The records that follow are to be repeated without alteration.

[Records contained in a dataset]
☆ ☆ ☆ ☆ ☆
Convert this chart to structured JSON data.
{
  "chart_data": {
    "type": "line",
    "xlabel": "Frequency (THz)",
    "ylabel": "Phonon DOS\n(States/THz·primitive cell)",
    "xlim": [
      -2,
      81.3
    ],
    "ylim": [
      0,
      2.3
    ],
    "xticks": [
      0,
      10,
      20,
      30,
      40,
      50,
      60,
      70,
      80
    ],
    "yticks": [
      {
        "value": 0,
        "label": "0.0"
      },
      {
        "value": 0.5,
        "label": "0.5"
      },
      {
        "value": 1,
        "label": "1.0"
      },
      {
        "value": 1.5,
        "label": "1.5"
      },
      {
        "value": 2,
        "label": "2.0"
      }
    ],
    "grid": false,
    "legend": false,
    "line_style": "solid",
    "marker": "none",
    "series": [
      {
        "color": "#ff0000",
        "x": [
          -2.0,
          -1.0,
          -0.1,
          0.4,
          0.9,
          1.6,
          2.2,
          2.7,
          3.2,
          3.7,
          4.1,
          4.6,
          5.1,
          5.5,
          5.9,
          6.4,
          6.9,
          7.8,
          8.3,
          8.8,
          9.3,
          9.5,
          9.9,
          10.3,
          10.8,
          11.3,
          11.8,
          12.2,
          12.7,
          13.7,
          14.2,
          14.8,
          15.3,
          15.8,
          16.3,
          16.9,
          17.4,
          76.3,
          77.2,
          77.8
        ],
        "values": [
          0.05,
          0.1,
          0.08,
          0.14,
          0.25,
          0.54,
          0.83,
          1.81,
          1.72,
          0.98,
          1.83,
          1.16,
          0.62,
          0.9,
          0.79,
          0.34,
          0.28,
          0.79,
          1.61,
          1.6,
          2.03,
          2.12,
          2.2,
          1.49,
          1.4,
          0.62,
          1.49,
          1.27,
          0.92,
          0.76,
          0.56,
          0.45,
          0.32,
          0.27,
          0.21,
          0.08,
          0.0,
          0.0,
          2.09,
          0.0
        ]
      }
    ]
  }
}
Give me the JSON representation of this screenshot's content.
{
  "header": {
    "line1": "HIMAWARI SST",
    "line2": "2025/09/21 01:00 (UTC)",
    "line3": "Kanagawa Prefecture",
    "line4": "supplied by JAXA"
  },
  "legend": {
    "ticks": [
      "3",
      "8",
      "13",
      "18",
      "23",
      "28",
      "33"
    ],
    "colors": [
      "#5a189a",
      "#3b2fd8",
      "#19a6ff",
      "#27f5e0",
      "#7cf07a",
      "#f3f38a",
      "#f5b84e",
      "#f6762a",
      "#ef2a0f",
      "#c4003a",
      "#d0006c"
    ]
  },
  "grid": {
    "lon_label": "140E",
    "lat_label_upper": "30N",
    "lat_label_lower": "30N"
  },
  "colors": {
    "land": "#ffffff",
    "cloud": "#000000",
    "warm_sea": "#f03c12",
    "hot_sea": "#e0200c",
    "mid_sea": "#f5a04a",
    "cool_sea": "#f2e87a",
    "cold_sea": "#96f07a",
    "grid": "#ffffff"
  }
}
☆ ☆ ☆ ☆ ☆
Response to this exercise:
Convert this chart to structured JSON data.
{
  "chart_data": {
    "type": "line",
    "xlabel": "Frequency (THz)",
    "ylabel": "Phonon DOS\n(States/THz·primitive cell)",
    "xlim": [
      -2,
      81.3
    ],
    "ylim": [
      0,
      2.3
    ],
    "xticks": [
      0,
      10,
      20,
      30,
      40,
      50,
      60,
      70,
      80
    ],
    "yticks": [
      {
        "value": 0,
        "label": "0.0"
      },
      {
        "value": 0.5,
        "label": "0.5"
      },
      {
        "value": 1,
        "label": "1.0"
      },
      {
        "value": 1.5,
        "label": "1.5"
      },
      {
        "value": 2,
        "label": "2.0"
      }
    ],
    "grid": false,
    "legend": false,
    "line_style": "solid",
    "marker": "none",
    "series": [
      {
        "color": "#ff0000",
        "x": [
          -2.0,
          -1.0,
          -0.1,
          0.4,
          0.9,
          1.6,
          2.2,
          2.7,
          3.2,
          3.7,
          4.1,
          4.6,
          5.1,
          5.5,
          5.9,
          6.4,
          6.9,
          7.8,
          8.3,
          8.8,
          9.3,
          9.5,
          9.9,
          10.3,
          10.8,
          11.3,
          11.8,
          12.2,
          12.7,
          13.7,
          14.2,
          14.8,
          15.3,
          15.8,
          16.3,
          16.9,
          17.4,
          76.3,
          77.2,
          77.8
        ],
        "values": [
          0.05,
          0.1,
          0.08,
          0.14,
          0.25,
          0.54,
          0.83,
          1.81,
          1.72,
          0.98,
          1.83,
          1.16,
          0.62,
          0.9,
          0.79,
          0.34,
          0.28,
          0.79,
          1.61,
          1.6,
          2.03,
          2.12,
          2.2,
          1.49,
          1.4,
          0.62,
          1.49,
          1.27,
          0.92,
          0.76,
          0.56,
          0.45,
          0.32,
          0.27,
          0.21,
          0.08,
          0.0,
          0.0,
          2.09,
          0.0
        ]
      }
    ]
  }
}
Give me the JSON representation of this screenshot's content.
{
  "header": {
    "line1": "HIMAWARI SST",
    "line2": "2025/09/21 01:00 (UTC)",
    "line3": "Kanagawa Prefecture",
    "line4": "supplied by JAXA"
  },
  "legend": {
    "ticks": [
      "3",
      "8",
      "13",
      "18",
      "23",
      "28",
      "33"
    ],
    "colors": [
      "#5a189a",
      "#3b2fd8",
      "#19a6ff",
      "#27f5e0",
      "#7cf07a",
      "#f3f38a",
      "#f5b84e",
      "#f6762a",
      "#ef2a0f",
      "#c4003a",
      "#d0006c"
    ]
  },
  "grid": {
    "lon_label": "140E",
    "lat_label_upper": "30N",
    "lat_label_lower": "30N"
  },
  "colors": {
    "land": "#ffffff",
    "cloud": "#000000",
    "warm_sea": "#f03c12",
    "hot_sea": "#e0200c",
    "mid_sea": "#f5a04a",
    "cool_sea": "#f2e87a",
    "cold_sea": "#96f07a",
    "grid": "#ffffff"
  }
}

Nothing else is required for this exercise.